(What to do): Print the full listing exactly.

───── Raw data ─────

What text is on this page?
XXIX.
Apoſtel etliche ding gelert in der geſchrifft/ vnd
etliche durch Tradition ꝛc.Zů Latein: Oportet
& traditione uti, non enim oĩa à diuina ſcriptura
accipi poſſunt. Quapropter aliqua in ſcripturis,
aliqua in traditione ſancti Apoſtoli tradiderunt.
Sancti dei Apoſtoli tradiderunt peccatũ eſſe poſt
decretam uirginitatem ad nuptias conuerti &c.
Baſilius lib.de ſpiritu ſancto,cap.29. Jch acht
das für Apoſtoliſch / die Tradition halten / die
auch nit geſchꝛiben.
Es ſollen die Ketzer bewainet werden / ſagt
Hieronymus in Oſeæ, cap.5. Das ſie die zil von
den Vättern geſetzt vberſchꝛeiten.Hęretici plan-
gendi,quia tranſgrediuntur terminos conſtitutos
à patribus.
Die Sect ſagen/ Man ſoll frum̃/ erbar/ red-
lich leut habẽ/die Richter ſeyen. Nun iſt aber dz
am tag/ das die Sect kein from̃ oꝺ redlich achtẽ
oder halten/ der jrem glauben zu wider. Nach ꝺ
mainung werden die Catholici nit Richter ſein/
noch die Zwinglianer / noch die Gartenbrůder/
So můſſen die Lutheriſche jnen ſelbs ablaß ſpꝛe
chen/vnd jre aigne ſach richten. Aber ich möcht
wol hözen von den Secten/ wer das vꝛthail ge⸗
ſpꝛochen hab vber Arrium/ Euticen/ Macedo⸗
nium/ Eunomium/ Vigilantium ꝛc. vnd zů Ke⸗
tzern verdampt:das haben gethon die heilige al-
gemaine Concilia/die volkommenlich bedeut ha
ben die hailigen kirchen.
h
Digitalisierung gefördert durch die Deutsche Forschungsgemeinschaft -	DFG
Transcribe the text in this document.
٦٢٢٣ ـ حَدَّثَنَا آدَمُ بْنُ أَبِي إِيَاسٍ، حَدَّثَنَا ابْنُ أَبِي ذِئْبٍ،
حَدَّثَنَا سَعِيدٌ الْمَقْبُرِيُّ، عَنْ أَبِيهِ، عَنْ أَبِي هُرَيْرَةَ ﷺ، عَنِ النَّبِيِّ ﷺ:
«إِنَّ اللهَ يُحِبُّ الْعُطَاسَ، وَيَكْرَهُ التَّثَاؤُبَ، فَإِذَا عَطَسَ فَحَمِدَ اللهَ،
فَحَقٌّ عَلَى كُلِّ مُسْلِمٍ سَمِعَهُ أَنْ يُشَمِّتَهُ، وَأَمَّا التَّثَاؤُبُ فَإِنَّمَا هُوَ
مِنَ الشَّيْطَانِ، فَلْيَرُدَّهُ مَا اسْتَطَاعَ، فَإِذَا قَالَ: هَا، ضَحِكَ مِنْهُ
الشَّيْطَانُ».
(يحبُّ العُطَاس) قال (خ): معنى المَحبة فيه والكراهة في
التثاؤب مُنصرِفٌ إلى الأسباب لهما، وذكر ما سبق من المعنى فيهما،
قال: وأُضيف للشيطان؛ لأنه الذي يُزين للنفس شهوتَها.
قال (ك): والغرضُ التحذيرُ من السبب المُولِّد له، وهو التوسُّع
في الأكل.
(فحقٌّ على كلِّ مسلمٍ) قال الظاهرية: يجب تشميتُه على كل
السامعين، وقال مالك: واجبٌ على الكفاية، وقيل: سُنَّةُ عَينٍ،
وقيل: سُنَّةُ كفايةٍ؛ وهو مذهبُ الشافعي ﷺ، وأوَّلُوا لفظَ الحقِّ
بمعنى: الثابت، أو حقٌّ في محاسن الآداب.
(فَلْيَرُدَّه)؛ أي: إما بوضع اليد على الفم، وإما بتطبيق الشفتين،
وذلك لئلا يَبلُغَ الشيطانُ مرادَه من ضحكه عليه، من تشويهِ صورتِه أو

─────

(Complete answer):
What text is on this page?
XXIX.
Apoſtel etliche ding gelert in der geſchrifft/ vnd
etliche durch Tradition ꝛc.Zů Latein: Oportet
& traditione uti, non enim oĩa à diuina ſcriptura
accipi poſſunt. Quapropter aliqua in ſcripturis,
aliqua in traditione ſancti Apoſtoli tradiderunt.
Sancti dei Apoſtoli tradiderunt peccatũ eſſe poſt
decretam uirginitatem ad nuptias conuerti &c.
Baſilius lib.de ſpiritu ſancto,cap.29. Jch acht
das für Apoſtoliſch / die Tradition halten / die
auch nit geſchꝛiben.
Es ſollen die Ketzer bewainet werden / ſagt
Hieronymus in Oſeæ, cap.5. Das ſie die zil von
den Vättern geſetzt vberſchꝛeiten.Hęretici plan-
gendi,quia tranſgrediuntur terminos conſtitutos
à patribus.
Die Sect ſagen/ Man ſoll frum̃/ erbar/ red-
lich leut habẽ/die Richter ſeyen. Nun iſt aber dz
am tag/ das die Sect kein from̃ oꝺ redlich achtẽ
oder halten/ der jrem glauben zu wider. Nach ꝺ
mainung werden die Catholici nit Richter ſein/
noch die Zwinglianer / noch die Gartenbrůder/
So můſſen die Lutheriſche jnen ſelbs ablaß ſpꝛe
chen/vnd jre aigne ſach richten. Aber ich möcht
wol hözen von den Secten/ wer das vꝛthail ge⸗
ſpꝛochen hab vber Arrium/ Euticen/ Macedo⸗
nium/ Eunomium/ Vigilantium ꝛc. vnd zů Ke⸗
tzern verdampt:das haben gethon die heilige al-
gemaine Concilia/die volkommenlich bedeut ha
ben die hailigen kirchen.
h
Digitalisierung gefördert durch die Deutsche Forschungsgemeinschaft -	DFG
Transcribe the text in this document.
٦٢٢٣ ـ حَدَّثَنَا آدَمُ بْنُ أَبِي إِيَاسٍ، حَدَّثَنَا ابْنُ أَبِي ذِئْبٍ،
حَدَّثَنَا سَعِيدٌ الْمَقْبُرِيُّ، عَنْ أَبِيهِ، عَنْ أَبِي هُرَيْرَةَ ﷺ، عَنِ النَّبِيِّ ﷺ:
«إِنَّ اللهَ يُحِبُّ الْعُطَاسَ، وَيَكْرَهُ التَّثَاؤُبَ، فَإِذَا عَطَسَ فَحَمِدَ اللهَ،
فَحَقٌّ عَلَى كُلِّ مُسْلِمٍ سَمِعَهُ أَنْ يُشَمِّتَهُ، وَأَمَّا التَّثَاؤُبُ فَإِنَّمَا هُوَ
مِنَ الشَّيْطَانِ، فَلْيَرُدَّهُ مَا اسْتَطَاعَ، فَإِذَا قَالَ: هَا، ضَحِكَ مِنْهُ
الشَّيْطَانُ».
(يحبُّ العُطَاس) قال (خ): معنى المَحبة فيه والكراهة في
التثاؤب مُنصرِفٌ إلى الأسباب لهما، وذكر ما سبق من المعنى فيهما،
قال: وأُضيف للشيطان؛ لأنه الذي يُزين للنفس شهوتَها.
قال (ك): والغرضُ التحذيرُ من السبب المُولِّد له، وهو التوسُّع
في الأكل.
(فحقٌّ على كلِّ مسلمٍ) قال الظاهرية: يجب تشميتُه على كل
السامعين، وقال مالك: واجبٌ على الكفاية، وقيل: سُنَّةُ عَينٍ،
وقيل: سُنَّةُ كفايةٍ؛ وهو مذهبُ الشافعي ﷺ، وأوَّلُوا لفظَ الحقِّ
بمعنى: الثابت، أو حقٌّ في محاسن الآداب.
(فَلْيَرُدَّه)؛ أي: إما بوضع اليد على الفم، وإما بتطبيق الشفتين،
وذلك لئلا يَبلُغَ الشيطانُ مرادَه من ضحكه عليه، من تشويهِ صورتِه أو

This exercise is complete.